++++ Extracted material

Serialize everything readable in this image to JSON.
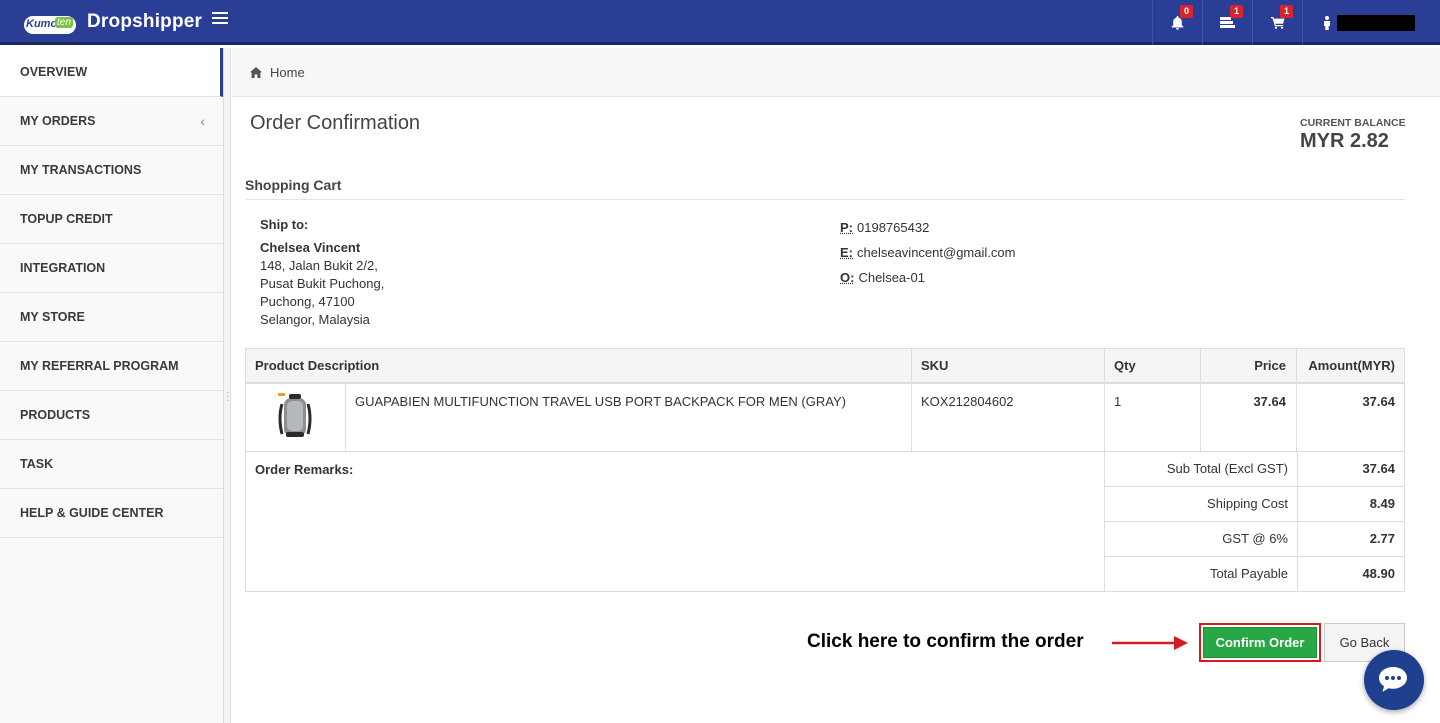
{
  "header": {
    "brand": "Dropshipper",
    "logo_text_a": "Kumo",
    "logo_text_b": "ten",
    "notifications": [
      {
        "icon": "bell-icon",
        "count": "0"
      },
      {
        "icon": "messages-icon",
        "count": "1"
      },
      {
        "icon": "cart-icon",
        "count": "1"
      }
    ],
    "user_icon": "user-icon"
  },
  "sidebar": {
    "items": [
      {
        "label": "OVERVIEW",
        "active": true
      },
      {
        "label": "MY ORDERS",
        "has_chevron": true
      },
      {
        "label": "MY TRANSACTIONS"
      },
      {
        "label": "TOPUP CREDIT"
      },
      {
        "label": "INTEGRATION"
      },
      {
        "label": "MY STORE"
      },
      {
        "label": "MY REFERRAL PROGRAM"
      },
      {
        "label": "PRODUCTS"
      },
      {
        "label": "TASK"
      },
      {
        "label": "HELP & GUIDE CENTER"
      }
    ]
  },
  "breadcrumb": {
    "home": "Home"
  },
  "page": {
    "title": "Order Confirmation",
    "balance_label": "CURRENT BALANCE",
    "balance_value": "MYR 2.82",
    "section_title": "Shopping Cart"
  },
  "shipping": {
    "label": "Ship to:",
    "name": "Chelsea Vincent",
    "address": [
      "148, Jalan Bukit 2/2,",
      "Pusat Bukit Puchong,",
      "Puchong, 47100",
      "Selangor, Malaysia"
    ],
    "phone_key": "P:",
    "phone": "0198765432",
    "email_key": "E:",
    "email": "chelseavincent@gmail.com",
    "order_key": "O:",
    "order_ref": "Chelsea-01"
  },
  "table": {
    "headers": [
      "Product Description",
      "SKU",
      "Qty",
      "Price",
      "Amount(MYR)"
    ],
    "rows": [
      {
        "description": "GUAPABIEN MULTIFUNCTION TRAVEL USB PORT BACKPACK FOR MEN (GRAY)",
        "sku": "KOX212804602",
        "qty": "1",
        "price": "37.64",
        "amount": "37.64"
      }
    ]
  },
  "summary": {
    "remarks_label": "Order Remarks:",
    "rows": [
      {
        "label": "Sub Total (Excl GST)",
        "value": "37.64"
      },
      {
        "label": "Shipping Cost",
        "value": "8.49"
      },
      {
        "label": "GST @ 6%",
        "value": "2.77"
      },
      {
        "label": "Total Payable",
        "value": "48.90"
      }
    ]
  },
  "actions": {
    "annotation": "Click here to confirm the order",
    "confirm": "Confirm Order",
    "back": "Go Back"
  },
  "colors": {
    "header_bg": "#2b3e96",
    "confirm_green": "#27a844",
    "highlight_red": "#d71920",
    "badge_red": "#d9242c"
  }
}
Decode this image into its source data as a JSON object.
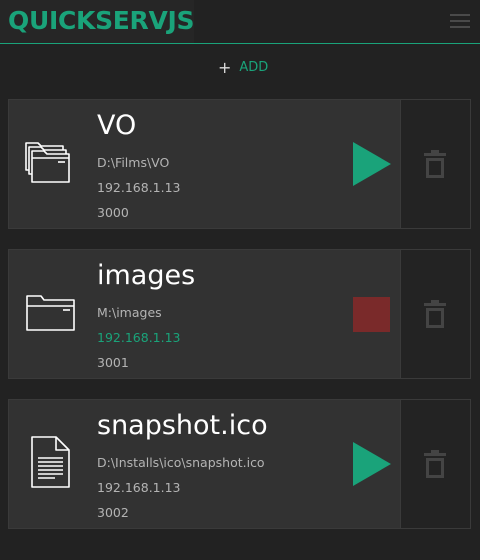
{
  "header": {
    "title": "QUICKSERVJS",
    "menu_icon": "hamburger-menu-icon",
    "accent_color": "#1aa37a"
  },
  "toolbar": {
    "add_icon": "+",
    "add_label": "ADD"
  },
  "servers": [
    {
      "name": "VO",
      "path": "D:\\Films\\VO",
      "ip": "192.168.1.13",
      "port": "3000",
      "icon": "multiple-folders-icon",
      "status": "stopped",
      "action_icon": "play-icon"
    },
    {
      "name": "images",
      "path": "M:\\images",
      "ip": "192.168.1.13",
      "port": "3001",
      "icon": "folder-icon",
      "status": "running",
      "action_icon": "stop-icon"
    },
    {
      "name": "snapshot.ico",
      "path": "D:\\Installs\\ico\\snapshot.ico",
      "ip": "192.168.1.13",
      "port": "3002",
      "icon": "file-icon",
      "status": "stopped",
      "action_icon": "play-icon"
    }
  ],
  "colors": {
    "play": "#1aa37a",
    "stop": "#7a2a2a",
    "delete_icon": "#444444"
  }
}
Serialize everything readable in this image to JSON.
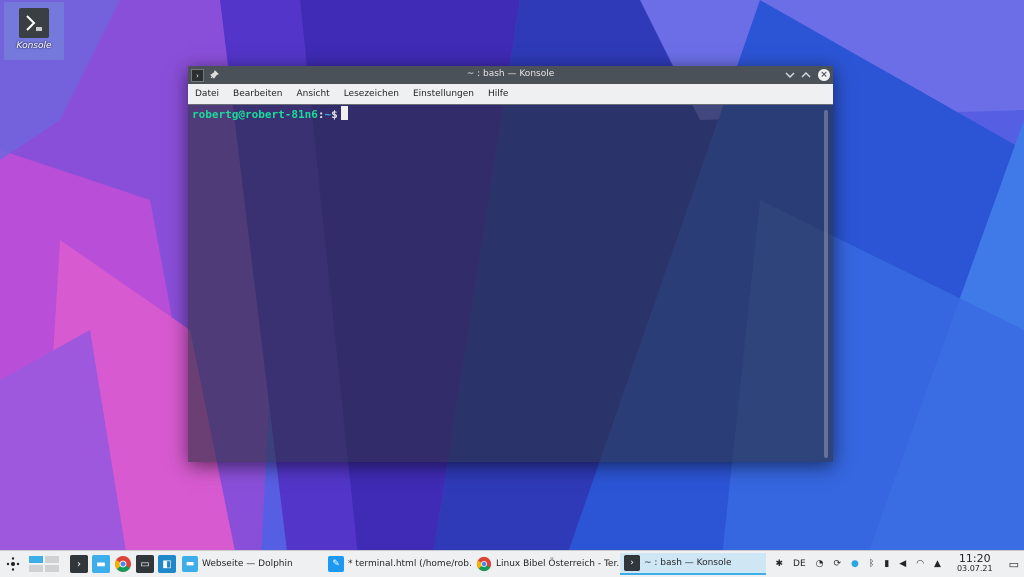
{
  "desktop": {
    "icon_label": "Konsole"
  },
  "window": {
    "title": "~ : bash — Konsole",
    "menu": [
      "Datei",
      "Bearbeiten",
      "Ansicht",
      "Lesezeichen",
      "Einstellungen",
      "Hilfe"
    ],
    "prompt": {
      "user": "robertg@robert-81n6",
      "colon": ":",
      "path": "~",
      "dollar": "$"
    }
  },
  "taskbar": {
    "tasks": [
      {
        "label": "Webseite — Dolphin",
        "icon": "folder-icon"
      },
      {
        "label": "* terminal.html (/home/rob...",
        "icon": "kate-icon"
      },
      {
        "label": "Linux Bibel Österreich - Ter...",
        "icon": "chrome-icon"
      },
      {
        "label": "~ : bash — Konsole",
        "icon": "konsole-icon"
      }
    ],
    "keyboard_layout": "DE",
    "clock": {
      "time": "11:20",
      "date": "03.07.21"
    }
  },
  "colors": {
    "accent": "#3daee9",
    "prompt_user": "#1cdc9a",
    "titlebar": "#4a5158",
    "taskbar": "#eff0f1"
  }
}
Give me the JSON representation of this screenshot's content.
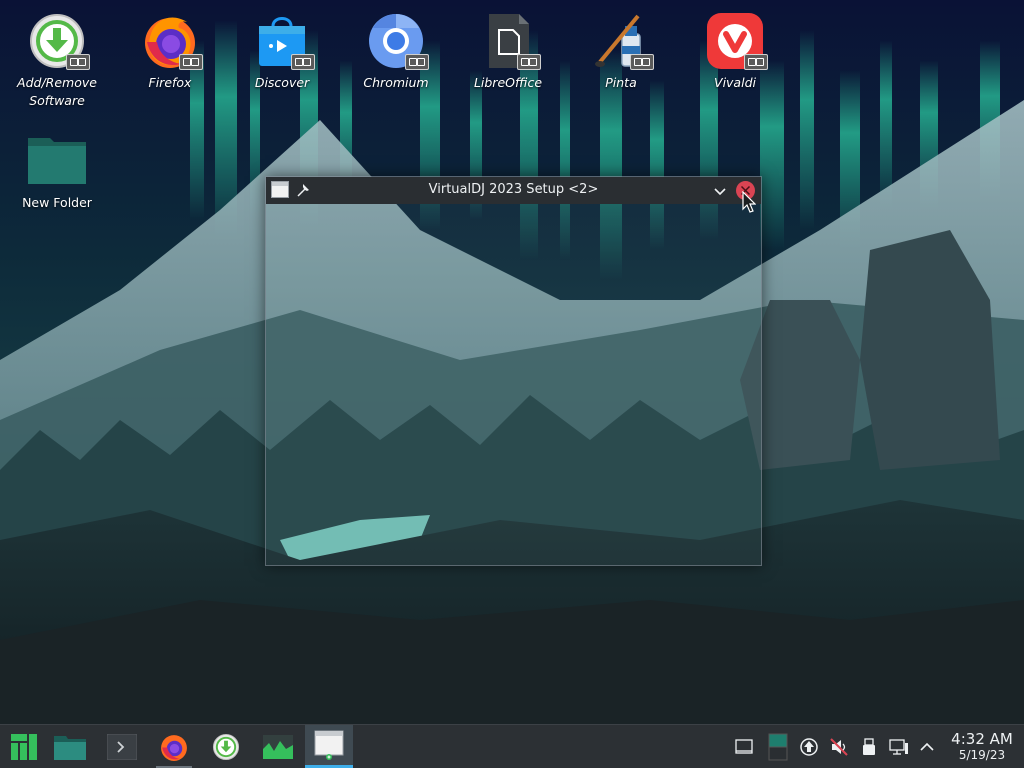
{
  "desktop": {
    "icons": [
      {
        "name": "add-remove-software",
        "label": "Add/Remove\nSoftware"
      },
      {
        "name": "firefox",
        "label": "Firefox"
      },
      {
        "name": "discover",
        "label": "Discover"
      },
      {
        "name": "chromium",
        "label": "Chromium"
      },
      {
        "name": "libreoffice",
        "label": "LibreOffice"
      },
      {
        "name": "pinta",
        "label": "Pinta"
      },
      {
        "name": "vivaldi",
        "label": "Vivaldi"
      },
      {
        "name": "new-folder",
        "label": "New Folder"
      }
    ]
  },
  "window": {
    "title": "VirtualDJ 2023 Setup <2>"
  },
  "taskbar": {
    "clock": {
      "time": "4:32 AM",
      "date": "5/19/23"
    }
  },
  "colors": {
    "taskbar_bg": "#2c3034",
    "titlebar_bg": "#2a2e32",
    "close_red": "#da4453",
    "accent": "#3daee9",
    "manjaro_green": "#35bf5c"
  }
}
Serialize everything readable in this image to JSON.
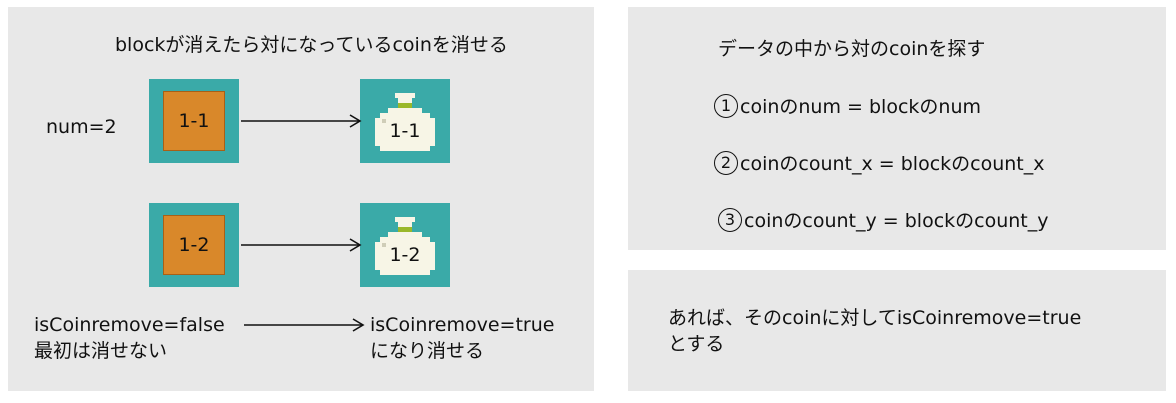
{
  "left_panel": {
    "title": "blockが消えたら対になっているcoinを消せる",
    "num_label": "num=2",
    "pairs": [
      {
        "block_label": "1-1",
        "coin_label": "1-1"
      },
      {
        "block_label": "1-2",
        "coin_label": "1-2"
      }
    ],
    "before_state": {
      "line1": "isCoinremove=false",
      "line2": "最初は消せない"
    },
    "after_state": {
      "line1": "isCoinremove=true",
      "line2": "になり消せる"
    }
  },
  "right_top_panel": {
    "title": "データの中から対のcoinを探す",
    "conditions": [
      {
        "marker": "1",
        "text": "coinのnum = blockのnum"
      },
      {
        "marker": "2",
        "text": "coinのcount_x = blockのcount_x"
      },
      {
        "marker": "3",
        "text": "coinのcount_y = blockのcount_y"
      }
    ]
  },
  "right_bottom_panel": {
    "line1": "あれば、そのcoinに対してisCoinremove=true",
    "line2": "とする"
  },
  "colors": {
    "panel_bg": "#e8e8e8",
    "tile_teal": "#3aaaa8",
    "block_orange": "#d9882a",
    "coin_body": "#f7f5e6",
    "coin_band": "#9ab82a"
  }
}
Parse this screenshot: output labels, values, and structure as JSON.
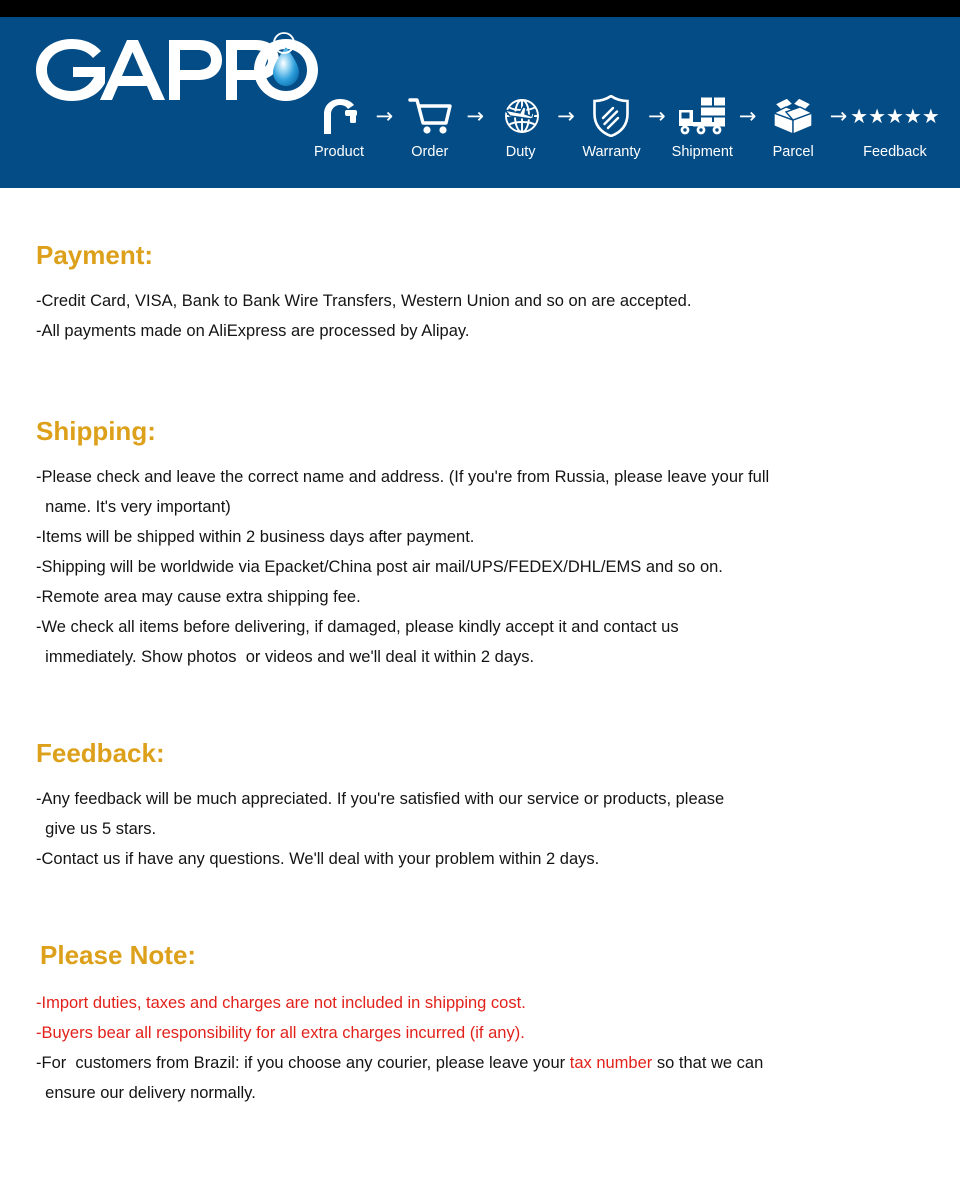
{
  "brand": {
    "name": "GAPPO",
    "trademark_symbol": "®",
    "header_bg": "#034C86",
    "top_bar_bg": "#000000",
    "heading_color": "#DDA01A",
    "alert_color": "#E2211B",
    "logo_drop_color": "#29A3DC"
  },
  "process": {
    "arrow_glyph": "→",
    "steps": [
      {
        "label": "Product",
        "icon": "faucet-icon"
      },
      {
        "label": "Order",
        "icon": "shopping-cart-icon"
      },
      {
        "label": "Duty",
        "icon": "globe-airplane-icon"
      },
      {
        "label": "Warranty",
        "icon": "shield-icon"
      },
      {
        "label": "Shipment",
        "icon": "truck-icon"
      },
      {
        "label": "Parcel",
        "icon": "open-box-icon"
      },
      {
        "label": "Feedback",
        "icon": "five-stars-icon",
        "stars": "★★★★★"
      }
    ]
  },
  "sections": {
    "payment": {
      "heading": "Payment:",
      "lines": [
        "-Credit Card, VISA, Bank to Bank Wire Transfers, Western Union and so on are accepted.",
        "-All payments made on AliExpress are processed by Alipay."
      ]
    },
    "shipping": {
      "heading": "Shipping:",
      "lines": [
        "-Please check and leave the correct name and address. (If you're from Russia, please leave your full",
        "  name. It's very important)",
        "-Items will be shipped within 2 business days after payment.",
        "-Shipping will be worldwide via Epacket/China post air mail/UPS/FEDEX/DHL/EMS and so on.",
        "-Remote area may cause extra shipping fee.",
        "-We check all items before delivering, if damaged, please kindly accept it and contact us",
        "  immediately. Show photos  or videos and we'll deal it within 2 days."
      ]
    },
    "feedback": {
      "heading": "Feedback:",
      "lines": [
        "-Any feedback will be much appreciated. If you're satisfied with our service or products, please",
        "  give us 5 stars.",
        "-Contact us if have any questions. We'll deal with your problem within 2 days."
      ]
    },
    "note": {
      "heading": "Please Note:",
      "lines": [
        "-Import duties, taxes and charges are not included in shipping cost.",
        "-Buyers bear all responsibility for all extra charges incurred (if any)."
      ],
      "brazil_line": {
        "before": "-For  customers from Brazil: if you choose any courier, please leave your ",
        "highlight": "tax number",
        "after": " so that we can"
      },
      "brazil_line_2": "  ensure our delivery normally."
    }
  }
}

++++++++

Directions for this task
Find the lines above holding the word "within" and show them.

Exercise output
        "-Items will be shipped within 2 business days after payment.",
        "  immediately. Show photos  or videos and we'll deal it within 2 days."
        "-Contact us if have any questions. We'll deal with your problem within 2 days."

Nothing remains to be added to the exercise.